Collection entries:
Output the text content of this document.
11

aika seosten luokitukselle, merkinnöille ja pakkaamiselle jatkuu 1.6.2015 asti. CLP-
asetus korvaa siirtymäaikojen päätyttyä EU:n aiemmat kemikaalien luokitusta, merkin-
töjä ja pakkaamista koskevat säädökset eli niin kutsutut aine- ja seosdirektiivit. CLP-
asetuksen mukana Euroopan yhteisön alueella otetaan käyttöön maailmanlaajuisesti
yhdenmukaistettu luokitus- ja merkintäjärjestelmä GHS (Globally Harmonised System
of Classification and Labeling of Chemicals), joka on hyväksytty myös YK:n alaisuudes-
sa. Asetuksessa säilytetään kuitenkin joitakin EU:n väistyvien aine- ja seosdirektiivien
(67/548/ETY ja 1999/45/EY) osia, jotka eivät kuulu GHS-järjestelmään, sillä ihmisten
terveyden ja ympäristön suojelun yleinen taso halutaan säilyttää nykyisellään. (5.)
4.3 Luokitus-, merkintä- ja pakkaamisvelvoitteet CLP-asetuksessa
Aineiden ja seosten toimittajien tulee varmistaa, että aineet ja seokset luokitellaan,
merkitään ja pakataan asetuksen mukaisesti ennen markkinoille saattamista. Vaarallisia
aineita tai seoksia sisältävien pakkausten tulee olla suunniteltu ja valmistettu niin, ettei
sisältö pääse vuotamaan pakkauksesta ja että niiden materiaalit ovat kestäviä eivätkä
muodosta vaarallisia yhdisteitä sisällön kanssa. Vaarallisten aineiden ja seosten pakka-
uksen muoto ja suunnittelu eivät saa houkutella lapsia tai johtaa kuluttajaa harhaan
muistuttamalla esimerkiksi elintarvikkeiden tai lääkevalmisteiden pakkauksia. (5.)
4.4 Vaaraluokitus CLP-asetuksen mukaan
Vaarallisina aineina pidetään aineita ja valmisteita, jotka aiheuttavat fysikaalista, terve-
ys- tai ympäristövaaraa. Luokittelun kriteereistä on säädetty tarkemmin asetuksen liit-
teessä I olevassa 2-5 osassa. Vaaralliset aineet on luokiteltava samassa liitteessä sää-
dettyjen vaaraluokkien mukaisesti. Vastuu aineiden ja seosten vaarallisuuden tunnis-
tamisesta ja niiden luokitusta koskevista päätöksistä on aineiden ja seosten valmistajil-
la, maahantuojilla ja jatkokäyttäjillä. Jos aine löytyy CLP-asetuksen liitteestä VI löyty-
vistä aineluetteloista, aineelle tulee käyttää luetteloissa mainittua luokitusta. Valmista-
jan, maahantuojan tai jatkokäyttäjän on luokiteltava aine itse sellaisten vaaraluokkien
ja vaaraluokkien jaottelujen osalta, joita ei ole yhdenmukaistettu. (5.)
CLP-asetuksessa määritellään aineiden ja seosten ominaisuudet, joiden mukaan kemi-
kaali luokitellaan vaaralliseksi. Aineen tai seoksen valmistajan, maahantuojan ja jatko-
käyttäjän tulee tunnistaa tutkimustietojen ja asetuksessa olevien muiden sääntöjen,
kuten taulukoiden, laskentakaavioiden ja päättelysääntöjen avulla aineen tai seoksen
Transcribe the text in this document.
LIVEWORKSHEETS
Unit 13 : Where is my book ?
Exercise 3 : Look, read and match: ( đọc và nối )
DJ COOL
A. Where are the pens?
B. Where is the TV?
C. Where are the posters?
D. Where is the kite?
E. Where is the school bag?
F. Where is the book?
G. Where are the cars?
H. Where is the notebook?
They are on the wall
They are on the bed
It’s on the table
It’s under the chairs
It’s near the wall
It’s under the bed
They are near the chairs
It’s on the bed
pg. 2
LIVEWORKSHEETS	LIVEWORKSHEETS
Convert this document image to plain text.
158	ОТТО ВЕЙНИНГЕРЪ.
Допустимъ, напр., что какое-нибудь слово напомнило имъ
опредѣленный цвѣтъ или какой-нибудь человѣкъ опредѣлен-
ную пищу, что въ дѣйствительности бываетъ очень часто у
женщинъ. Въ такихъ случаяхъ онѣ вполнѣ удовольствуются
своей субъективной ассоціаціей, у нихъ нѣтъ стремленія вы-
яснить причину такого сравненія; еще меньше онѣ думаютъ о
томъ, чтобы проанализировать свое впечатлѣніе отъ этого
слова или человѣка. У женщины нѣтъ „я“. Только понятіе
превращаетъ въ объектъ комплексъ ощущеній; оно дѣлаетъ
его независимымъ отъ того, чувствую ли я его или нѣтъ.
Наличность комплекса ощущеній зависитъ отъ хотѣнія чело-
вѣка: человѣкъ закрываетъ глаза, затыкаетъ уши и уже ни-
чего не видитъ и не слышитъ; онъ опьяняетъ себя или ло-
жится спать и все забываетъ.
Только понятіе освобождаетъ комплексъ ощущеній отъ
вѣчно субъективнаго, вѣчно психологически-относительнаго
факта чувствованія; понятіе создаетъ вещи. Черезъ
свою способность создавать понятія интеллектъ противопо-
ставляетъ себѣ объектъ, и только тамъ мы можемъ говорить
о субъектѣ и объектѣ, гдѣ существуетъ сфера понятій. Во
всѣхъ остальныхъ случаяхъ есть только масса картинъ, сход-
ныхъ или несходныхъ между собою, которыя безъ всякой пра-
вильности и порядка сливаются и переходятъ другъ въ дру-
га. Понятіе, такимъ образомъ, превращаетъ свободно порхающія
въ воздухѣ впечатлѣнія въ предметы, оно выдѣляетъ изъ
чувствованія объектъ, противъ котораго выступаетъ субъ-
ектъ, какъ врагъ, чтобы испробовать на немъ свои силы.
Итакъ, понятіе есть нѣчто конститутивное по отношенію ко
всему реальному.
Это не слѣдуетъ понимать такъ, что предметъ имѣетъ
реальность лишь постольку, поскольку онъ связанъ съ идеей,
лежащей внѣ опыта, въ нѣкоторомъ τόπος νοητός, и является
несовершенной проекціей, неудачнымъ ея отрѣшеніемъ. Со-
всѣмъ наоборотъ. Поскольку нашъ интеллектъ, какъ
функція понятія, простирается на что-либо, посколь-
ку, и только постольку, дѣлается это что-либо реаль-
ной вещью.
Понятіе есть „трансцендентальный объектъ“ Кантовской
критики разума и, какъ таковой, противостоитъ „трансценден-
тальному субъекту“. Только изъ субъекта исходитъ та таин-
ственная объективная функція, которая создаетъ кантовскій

■ **EXERCISE OBJECTIVE**
Filter out every line that lacks the word "vaaraluokkien", and copy the rest.

■ **RESPONSE FOR THIS EXERCISE**
dettyjen vaaraluokkien mukaisesti. Vastuu aineiden ja seosten vaarallisuuden tunnis-
jan, maahantuojan tai jatkokäyttäjän on luokiteltava aine itse sellaisten vaaraluokkien
ja vaaraluokkien jaottelujen osalta, joita ei ole yhdenmukaistettu. (5.)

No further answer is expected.